Figure contents as structured data
---
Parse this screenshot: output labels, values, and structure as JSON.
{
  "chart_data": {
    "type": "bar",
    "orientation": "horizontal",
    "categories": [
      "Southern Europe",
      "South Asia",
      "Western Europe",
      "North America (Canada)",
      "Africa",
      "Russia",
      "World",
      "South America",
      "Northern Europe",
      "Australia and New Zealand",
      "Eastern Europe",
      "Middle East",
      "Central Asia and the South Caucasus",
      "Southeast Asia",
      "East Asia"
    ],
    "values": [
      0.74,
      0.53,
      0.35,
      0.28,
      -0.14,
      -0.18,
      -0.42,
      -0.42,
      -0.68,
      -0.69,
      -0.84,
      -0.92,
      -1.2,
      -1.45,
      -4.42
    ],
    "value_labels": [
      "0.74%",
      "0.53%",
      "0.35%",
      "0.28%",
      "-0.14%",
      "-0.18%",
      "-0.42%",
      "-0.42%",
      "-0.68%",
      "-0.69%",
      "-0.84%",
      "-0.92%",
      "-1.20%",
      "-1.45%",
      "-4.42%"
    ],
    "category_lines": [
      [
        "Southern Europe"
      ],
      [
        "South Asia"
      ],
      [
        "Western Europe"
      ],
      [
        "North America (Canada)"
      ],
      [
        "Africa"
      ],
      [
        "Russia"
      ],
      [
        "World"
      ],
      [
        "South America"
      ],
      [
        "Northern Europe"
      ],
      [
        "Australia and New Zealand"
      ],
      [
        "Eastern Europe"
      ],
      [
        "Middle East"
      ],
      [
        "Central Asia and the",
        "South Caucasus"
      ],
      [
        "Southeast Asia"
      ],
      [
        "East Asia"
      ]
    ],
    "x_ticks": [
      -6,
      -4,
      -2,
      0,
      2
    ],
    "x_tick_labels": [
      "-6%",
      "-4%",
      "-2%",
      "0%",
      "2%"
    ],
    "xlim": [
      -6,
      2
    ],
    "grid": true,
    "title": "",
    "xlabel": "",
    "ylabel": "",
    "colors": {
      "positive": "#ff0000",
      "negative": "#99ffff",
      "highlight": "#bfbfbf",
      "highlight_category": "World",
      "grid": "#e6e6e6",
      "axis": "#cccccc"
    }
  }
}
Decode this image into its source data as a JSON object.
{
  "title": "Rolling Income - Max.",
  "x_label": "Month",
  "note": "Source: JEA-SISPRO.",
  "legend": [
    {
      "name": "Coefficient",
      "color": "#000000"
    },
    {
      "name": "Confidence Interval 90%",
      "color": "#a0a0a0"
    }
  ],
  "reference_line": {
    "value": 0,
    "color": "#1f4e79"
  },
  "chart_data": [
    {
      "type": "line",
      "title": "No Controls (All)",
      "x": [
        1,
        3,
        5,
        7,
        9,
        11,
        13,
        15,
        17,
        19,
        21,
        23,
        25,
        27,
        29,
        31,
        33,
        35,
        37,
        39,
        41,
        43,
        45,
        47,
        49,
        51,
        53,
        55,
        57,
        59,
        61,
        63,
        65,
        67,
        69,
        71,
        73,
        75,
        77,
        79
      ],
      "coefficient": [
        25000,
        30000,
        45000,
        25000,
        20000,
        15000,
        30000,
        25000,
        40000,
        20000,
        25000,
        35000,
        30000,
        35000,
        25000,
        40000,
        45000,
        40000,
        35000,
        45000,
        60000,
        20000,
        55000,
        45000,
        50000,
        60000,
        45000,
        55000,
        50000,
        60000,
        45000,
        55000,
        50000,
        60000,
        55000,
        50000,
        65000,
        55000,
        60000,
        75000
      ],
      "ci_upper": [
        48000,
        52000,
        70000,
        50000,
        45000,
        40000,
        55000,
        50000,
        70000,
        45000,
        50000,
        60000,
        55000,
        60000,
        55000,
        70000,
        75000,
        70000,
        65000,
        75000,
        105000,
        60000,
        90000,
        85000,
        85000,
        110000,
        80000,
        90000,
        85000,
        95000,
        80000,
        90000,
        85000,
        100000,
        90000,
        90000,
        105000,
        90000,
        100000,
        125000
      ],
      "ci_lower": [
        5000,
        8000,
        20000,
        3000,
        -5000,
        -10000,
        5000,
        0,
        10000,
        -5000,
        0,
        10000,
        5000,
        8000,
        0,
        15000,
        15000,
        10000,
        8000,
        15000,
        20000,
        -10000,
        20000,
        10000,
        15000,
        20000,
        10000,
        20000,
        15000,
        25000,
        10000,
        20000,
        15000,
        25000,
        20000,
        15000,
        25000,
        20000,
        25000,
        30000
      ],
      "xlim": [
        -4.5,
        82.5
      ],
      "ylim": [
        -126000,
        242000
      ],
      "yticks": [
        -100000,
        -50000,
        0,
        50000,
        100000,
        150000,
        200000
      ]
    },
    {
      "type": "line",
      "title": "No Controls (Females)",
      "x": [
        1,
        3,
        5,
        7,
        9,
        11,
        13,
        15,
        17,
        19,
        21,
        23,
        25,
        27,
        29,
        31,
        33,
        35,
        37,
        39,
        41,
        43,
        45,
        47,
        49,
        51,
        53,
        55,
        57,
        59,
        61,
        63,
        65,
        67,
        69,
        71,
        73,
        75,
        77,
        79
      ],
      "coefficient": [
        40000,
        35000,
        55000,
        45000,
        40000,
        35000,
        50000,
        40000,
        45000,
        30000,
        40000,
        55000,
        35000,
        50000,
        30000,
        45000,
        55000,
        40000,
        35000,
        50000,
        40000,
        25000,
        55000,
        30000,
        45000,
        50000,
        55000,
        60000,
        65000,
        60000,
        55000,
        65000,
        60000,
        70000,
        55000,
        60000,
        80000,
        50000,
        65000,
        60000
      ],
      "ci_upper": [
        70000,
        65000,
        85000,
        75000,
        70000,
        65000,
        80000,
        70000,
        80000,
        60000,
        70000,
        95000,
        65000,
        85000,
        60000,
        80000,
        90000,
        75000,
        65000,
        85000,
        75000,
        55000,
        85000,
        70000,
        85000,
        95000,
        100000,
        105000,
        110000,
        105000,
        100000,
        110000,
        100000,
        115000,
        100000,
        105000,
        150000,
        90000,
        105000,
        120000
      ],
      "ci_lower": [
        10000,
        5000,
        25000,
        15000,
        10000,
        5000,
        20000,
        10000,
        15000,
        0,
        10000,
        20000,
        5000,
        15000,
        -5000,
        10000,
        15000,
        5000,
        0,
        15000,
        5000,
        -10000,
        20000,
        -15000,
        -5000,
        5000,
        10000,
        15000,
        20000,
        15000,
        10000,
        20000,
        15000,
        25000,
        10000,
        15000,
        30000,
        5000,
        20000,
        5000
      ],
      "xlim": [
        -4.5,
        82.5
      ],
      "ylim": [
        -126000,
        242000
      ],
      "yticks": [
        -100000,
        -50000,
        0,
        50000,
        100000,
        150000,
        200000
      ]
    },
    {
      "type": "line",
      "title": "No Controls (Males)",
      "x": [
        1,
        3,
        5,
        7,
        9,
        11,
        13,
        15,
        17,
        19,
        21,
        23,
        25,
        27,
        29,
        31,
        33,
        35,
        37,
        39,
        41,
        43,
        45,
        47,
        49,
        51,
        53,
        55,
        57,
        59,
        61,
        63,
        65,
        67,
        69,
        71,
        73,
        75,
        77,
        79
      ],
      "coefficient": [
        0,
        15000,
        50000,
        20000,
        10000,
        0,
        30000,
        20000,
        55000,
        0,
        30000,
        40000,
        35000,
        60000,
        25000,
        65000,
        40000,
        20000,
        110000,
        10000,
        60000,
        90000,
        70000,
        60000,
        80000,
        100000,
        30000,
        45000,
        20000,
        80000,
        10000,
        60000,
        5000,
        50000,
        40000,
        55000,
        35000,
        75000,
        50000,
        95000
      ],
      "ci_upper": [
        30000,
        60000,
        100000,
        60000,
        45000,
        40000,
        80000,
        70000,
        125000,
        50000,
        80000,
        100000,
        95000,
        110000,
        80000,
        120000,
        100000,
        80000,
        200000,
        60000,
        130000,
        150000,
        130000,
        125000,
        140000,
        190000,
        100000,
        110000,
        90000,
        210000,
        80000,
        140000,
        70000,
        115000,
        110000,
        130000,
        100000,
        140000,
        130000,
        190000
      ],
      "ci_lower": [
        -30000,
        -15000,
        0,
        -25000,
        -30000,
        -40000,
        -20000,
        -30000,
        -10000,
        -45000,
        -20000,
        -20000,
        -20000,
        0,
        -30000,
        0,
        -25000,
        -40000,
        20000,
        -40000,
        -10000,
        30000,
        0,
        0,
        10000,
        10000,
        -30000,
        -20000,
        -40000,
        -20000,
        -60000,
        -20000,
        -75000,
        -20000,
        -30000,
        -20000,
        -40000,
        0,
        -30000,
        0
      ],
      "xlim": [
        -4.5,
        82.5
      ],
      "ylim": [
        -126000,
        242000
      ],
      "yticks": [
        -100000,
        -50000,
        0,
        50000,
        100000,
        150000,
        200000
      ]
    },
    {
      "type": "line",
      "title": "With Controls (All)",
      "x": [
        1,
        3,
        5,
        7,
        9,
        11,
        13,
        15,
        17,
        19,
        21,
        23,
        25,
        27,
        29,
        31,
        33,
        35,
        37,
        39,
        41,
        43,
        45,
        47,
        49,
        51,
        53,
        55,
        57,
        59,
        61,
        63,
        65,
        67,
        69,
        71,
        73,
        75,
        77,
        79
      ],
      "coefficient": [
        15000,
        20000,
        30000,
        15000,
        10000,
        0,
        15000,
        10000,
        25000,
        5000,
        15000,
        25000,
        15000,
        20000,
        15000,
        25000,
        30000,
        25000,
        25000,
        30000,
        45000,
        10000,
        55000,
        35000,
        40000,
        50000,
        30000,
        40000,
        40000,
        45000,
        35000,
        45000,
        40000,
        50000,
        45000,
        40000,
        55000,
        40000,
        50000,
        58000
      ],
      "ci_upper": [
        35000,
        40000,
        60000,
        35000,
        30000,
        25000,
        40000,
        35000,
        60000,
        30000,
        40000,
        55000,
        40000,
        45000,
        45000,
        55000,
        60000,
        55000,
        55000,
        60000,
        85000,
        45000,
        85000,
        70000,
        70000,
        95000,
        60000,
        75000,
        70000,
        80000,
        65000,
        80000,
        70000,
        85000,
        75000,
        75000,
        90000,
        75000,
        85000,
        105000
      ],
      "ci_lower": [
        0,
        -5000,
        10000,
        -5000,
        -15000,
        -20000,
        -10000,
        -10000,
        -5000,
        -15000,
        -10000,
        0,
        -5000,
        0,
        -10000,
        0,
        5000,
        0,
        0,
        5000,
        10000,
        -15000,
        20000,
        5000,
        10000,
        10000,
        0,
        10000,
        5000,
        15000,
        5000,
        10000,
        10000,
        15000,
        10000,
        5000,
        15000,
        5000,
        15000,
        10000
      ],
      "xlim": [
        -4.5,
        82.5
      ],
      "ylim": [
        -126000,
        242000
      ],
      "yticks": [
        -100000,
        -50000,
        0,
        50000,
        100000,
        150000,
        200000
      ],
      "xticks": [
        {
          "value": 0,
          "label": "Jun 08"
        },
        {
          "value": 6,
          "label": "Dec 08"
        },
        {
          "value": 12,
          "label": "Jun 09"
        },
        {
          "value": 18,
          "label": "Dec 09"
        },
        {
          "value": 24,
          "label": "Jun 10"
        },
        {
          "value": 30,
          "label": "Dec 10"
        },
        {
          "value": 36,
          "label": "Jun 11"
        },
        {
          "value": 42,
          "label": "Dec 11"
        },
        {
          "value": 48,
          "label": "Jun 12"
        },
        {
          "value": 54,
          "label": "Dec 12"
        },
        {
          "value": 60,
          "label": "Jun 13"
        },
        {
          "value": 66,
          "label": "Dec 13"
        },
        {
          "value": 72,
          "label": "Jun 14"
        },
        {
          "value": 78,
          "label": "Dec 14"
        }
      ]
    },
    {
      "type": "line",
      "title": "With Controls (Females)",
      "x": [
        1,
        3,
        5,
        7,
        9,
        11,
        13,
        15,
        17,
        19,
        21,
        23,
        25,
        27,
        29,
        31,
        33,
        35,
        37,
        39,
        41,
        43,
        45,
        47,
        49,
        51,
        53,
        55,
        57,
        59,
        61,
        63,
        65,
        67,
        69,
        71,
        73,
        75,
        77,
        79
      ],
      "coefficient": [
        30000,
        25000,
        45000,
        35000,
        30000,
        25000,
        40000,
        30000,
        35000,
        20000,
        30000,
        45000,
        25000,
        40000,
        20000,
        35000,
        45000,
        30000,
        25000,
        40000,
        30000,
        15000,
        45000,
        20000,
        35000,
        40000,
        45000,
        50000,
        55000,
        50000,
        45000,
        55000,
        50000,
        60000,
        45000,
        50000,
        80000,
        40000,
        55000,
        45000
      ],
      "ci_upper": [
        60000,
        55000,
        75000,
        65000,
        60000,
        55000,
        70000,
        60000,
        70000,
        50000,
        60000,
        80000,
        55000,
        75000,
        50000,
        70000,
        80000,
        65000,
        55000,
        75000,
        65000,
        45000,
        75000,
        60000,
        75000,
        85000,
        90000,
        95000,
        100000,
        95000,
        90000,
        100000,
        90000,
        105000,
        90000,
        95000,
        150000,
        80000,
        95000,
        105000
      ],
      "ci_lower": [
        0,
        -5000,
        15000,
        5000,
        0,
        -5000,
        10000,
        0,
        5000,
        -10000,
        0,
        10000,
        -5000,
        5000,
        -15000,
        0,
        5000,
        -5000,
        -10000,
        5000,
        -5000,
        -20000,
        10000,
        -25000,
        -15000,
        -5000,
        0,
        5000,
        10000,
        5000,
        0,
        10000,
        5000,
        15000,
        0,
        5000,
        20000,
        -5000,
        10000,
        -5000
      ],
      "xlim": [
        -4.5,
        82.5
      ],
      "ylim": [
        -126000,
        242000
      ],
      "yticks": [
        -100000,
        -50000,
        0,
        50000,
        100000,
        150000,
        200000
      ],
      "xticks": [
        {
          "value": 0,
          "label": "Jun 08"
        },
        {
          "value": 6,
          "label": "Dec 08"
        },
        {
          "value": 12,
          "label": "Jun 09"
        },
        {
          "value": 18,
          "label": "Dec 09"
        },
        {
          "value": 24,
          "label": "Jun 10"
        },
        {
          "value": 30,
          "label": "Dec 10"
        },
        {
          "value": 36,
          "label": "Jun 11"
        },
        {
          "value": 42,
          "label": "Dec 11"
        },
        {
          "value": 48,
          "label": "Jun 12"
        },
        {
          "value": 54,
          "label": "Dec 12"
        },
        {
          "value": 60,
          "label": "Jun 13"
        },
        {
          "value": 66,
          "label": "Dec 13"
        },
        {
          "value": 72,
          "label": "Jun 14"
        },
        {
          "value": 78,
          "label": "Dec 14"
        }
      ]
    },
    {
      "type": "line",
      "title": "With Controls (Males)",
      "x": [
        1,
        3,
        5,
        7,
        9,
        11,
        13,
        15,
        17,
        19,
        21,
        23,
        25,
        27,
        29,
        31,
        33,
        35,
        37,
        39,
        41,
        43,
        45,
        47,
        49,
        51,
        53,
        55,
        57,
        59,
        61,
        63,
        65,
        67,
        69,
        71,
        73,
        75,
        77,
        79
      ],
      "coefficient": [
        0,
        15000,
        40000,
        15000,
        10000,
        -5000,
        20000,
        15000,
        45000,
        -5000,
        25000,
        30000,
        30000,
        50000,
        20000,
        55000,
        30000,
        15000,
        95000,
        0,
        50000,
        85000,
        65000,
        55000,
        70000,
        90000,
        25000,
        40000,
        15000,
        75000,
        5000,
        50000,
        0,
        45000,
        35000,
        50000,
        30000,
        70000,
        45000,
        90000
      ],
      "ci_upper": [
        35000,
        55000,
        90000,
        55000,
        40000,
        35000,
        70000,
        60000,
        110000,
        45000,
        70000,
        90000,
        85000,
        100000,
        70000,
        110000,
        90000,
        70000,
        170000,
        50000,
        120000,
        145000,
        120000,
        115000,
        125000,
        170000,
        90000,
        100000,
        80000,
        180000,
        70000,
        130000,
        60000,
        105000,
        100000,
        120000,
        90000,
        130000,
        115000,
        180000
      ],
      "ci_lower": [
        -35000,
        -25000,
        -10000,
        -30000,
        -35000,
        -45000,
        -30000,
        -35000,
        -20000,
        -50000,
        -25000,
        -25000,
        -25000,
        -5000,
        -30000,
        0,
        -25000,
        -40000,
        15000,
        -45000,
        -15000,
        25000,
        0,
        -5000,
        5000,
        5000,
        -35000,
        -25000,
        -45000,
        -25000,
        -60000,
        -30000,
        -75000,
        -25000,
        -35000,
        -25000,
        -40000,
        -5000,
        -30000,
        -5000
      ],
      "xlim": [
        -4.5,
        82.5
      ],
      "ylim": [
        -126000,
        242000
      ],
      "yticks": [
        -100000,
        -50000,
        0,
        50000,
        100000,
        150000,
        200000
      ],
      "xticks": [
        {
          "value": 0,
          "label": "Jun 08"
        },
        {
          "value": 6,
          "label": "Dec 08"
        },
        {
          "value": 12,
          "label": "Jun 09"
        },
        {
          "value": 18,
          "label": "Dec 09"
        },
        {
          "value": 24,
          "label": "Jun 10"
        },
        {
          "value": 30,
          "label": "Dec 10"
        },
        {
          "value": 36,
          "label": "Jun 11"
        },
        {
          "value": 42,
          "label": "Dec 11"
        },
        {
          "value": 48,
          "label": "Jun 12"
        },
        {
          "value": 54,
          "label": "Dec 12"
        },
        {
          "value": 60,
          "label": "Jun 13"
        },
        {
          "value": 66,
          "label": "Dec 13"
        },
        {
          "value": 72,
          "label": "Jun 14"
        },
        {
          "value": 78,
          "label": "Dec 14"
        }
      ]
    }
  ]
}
---
== YOUR GOAL ==
Count the lines in the material above where the string "Europe" appears, then state only that count.

== TASK OUTPUT ==
8